Data records:
——————

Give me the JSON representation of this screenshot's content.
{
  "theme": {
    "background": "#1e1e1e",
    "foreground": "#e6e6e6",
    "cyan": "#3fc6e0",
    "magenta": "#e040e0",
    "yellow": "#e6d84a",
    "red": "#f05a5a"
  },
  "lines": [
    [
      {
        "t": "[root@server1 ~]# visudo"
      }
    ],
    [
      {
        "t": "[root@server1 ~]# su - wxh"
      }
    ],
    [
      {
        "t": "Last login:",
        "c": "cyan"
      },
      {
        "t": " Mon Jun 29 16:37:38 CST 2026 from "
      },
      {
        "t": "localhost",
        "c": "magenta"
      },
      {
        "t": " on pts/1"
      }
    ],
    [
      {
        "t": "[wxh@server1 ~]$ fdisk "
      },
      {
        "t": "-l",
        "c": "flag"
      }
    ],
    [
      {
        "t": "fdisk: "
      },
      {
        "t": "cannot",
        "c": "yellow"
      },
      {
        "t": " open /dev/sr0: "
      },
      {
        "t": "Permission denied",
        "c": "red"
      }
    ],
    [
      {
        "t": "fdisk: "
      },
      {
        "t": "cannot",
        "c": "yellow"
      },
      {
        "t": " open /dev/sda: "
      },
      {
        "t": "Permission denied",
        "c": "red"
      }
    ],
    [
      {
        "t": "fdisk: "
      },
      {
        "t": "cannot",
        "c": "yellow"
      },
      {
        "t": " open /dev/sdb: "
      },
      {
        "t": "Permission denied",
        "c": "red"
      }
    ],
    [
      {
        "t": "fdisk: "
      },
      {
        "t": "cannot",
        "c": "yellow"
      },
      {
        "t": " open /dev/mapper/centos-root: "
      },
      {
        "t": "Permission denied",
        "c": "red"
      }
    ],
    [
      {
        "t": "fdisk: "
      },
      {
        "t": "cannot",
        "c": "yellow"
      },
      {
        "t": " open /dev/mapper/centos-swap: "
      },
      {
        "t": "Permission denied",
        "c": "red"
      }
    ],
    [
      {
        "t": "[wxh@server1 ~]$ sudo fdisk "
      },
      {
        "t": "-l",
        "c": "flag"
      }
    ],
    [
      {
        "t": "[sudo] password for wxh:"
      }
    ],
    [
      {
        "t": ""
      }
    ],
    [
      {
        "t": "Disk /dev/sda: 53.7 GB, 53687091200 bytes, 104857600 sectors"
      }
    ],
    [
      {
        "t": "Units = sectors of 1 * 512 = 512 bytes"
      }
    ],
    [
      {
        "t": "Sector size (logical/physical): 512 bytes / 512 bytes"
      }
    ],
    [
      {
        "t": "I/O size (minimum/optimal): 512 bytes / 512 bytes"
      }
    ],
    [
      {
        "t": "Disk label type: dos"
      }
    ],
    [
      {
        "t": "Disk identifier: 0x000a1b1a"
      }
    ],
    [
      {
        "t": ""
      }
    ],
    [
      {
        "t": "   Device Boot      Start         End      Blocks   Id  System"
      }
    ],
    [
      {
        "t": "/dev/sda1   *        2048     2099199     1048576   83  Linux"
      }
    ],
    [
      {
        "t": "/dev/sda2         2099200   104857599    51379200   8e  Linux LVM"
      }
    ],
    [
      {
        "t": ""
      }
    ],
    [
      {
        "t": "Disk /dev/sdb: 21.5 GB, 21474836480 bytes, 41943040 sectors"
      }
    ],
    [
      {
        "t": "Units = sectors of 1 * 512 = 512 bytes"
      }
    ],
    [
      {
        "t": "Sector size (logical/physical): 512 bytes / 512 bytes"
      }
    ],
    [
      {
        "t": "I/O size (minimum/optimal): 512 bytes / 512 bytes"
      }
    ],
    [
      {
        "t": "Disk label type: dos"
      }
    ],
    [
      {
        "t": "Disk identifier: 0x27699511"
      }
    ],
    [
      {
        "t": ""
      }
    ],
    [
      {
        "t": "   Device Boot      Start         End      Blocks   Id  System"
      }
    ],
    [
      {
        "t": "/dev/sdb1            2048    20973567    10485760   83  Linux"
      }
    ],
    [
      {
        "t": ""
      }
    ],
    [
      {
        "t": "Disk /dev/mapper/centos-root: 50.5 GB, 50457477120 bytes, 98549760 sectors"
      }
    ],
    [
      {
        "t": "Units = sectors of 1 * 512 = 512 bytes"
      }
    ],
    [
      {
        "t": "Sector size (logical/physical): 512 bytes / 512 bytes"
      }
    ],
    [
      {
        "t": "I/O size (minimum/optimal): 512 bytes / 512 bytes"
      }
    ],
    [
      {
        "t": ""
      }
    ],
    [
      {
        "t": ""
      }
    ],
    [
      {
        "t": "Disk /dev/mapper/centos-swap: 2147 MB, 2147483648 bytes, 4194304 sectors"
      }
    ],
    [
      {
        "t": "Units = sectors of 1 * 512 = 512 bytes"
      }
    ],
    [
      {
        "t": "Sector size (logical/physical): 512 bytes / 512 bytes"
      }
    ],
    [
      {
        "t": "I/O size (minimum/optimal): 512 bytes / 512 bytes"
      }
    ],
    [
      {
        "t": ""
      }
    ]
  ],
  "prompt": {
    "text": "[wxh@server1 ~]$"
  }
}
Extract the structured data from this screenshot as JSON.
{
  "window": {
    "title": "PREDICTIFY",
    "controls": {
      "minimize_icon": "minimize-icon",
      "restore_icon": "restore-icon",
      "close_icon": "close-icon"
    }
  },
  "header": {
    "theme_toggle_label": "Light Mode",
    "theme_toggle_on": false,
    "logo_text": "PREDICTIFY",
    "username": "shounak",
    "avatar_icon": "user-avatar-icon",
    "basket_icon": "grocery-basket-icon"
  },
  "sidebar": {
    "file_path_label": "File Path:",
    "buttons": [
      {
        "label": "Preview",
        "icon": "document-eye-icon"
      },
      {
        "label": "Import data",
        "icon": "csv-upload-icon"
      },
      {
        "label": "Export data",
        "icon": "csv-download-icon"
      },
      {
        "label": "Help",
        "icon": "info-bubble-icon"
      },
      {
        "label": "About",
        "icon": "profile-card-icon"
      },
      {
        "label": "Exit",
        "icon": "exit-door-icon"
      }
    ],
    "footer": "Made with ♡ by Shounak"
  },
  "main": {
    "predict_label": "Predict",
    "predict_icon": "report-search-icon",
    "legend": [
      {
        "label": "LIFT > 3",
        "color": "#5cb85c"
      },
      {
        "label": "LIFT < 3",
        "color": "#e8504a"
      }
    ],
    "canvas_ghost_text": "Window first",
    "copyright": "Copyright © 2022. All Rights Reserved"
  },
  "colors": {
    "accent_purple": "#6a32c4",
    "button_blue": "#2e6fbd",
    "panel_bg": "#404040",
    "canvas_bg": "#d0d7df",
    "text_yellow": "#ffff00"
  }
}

——————

* _Exercise objective_: Write out all the lines again, exactly as they are.

* _Expected answer_:
Give me the JSON representation of this screenshot's content.
{
  "theme": {
    "background": "#1e1e1e",
    "foreground": "#e6e6e6",
    "cyan": "#3fc6e0",
    "magenta": "#e040e0",
    "yellow": "#e6d84a",
    "red": "#f05a5a"
  },
  "lines": [
    [
      {
        "t": "[root@server1 ~]# visudo"
      }
    ],
    [
      {
        "t": "[root@server1 ~]# su - wxh"
      }
    ],
    [
      {
        "t": "Last login:",
        "c": "cyan"
      },
      {
        "t": " Mon Jun 29 16:37:38 CST 2026 from "
      },
      {
        "t": "localhost",
        "c": "magenta"
      },
      {
        "t": " on pts/1"
      }
    ],
    [
      {
        "t": "[wxh@server1 ~]$ fdisk "
      },
      {
        "t": "-l",
        "c": "flag"
      }
    ],
    [
      {
        "t": "fdisk: "
      },
      {
        "t": "cannot",
        "c": "yellow"
      },
      {
        "t": " open /dev/sr0: "
      },
      {
        "t": "Permission denied",
        "c": "red"
      }
    ],
    [
      {
        "t": "fdisk: "
      },
      {
        "t": "cannot",
        "c": "yellow"
      },
      {
        "t": " open /dev/sda: "
      },
      {
        "t": "Permission denied",
        "c": "red"
      }
    ],
    [
      {
        "t": "fdisk: "
      },
      {
        "t": "cannot",
        "c": "yellow"
      },
      {
        "t": " open /dev/sdb: "
      },
      {
        "t": "Permission denied",
        "c": "red"
      }
    ],
    [
      {
        "t": "fdisk: "
      },
      {
        "t": "cannot",
        "c": "yellow"
      },
      {
        "t": " open /dev/mapper/centos-root: "
      },
      {
        "t": "Permission denied",
        "c": "red"
      }
    ],
    [
      {
        "t": "fdisk: "
      },
      {
        "t": "cannot",
        "c": "yellow"
      },
      {
        "t": " open /dev/mapper/centos-swap: "
      },
      {
        "t": "Permission denied",
        "c": "red"
      }
    ],
    [
      {
        "t": "[wxh@server1 ~]$ sudo fdisk "
      },
      {
        "t": "-l",
        "c": "flag"
      }
    ],
    [
      {
        "t": "[sudo] password for wxh:"
      }
    ],
    [
      {
        "t": ""
      }
    ],
    [
      {
        "t": "Disk /dev/sda: 53.7 GB, 53687091200 bytes, 104857600 sectors"
      }
    ],
    [
      {
        "t": "Units = sectors of 1 * 512 = 512 bytes"
      }
    ],
    [
      {
        "t": "Sector size (logical/physical): 512 bytes / 512 bytes"
      }
    ],
    [
      {
        "t": "I/O size (minimum/optimal): 512 bytes / 512 bytes"
      }
    ],
    [
      {
        "t": "Disk label type: dos"
      }
    ],
    [
      {
        "t": "Disk identifier: 0x000a1b1a"
      }
    ],
    [
      {
        "t": ""
      }
    ],
    [
      {
        "t": "   Device Boot      Start         End      Blocks   Id  System"
      }
    ],
    [
      {
        "t": "/dev/sda1   *        2048     2099199     1048576   83  Linux"
      }
    ],
    [
      {
        "t": "/dev/sda2         2099200   104857599    51379200   8e  Linux LVM"
      }
    ],
    [
      {
        "t": ""
      }
    ],
    [
      {
        "t": "Disk /dev/sdb: 21.5 GB, 21474836480 bytes, 41943040 sectors"
      }
    ],
    [
      {
        "t": "Units = sectors of 1 * 512 = 512 bytes"
      }
    ],
    [
      {
        "t": "Sector size (logical/physical): 512 bytes / 512 bytes"
      }
    ],
    [
      {
        "t": "I/O size (minimum/optimal): 512 bytes / 512 bytes"
      }
    ],
    [
      {
        "t": "Disk label type: dos"
      }
    ],
    [
      {
        "t": "Disk identifier: 0x27699511"
      }
    ],
    [
      {
        "t": ""
      }
    ],
    [
      {
        "t": "   Device Boot      Start         End      Blocks   Id  System"
      }
    ],
    [
      {
        "t": "/dev/sdb1            2048    20973567    10485760   83  Linux"
      }
    ],
    [
      {
        "t": ""
      }
    ],
    [
      {
        "t": "Disk /dev/mapper/centos-root: 50.5 GB, 50457477120 bytes, 98549760 sectors"
      }
    ],
    [
      {
        "t": "Units = sectors of 1 * 512 = 512 bytes"
      }
    ],
    [
      {
        "t": "Sector size (logical/physical): 512 bytes / 512 bytes"
      }
    ],
    [
      {
        "t": "I/O size (minimum/optimal): 512 bytes / 512 bytes"
      }
    ],
    [
      {
        "t": ""
      }
    ],
    [
      {
        "t": ""
      }
    ],
    [
      {
        "t": "Disk /dev/mapper/centos-swap: 2147 MB, 2147483648 bytes, 4194304 sectors"
      }
    ],
    [
      {
        "t": "Units = sectors of 1 * 512 = 512 bytes"
      }
    ],
    [
      {
        "t": "Sector size (logical/physical): 512 bytes / 512 bytes"
      }
    ],
    [
      {
        "t": "I/O size (minimum/optimal): 512 bytes / 512 bytes"
      }
    ],
    [
      {
        "t": ""
      }
    ]
  ],
  "prompt": {
    "text": "[wxh@server1 ~]$"
  }
}
Extract the structured data from this screenshot as JSON.
{
  "window": {
    "title": "PREDICTIFY",
    "controls": {
      "minimize_icon": "minimize-icon",
      "restore_icon": "restore-icon",
      "close_icon": "close-icon"
    }
  },
  "header": {
    "theme_toggle_label": "Light Mode",
    "theme_toggle_on": false,
    "logo_text": "PREDICTIFY",
    "username": "shounak",
    "avatar_icon": "user-avatar-icon",
    "basket_icon": "grocery-basket-icon"
  },
  "sidebar": {
    "file_path_label": "File Path:",
    "buttons": [
      {
        "label": "Preview",
        "icon": "document-eye-icon"
      },
      {
        "label": "Import data",
        "icon": "csv-upload-icon"
      },
      {
        "label": "Export data",
        "icon": "csv-download-icon"
      },
      {
        "label": "Help",
        "icon": "info-bubble-icon"
      },
      {
        "label": "About",
        "icon": "profile-card-icon"
      },
      {
        "label": "Exit",
        "icon": "exit-door-icon"
      }
    ],
    "footer": "Made with ♡ by Shounak"
  },
  "main": {
    "predict_label": "Predict",
    "predict_icon": "report-search-icon",
    "legend": [
      {
        "label": "LIFT > 3",
        "color": "#5cb85c"
      },
      {
        "label": "LIFT < 3",
        "color": "#e8504a"
      }
    ],
    "canvas_ghost_text": "Window first",
    "copyright": "Copyright © 2022. All Rights Reserved"
  },
  "colors": {
    "accent_purple": "#6a32c4",
    "button_blue": "#2e6fbd",
    "panel_bg": "#404040",
    "canvas_bg": "#d0d7df",
    "text_yellow": "#ffff00"
  }
}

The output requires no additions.